_WRITTEN REQUEST:_ Look through the listing below and give the number of lines that hold "在实际缴纳时". Say nothing more.

_DATA SECTION:_
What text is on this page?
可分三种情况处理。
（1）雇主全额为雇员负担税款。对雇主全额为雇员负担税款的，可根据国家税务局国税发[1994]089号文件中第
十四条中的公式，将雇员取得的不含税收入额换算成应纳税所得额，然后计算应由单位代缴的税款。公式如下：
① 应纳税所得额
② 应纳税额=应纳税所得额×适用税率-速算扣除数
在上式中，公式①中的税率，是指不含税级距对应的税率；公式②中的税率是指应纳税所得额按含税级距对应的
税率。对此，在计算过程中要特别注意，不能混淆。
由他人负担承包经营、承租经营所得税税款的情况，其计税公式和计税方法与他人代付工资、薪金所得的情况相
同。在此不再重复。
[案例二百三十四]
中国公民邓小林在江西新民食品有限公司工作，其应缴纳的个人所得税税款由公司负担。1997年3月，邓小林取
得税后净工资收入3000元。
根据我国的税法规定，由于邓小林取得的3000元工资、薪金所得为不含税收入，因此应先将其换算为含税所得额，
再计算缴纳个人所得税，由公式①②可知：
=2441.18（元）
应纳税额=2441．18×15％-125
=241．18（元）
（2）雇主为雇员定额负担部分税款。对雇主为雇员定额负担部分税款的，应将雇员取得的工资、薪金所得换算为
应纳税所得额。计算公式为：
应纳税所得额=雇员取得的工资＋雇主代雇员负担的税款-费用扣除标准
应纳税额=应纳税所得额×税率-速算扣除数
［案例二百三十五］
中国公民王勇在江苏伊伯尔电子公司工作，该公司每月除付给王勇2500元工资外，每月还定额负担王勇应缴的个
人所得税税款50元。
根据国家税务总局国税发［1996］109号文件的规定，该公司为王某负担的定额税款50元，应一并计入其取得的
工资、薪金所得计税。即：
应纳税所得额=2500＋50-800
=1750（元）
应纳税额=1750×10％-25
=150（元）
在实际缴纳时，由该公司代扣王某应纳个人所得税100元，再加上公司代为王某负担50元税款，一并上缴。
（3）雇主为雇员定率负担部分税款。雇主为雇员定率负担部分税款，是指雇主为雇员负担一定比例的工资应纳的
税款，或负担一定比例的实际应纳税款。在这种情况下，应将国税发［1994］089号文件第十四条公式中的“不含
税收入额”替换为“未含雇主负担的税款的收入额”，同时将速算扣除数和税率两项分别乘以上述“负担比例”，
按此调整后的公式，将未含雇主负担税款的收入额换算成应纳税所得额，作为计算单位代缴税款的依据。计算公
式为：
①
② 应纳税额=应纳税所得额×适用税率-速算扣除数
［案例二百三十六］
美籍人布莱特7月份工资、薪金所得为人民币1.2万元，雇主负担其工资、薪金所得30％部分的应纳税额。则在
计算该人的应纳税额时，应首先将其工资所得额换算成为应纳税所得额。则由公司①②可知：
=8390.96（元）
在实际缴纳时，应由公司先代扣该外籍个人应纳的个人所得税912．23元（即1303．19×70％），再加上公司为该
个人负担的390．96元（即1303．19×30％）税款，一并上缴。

_CORRECT RESPONSE:_ 2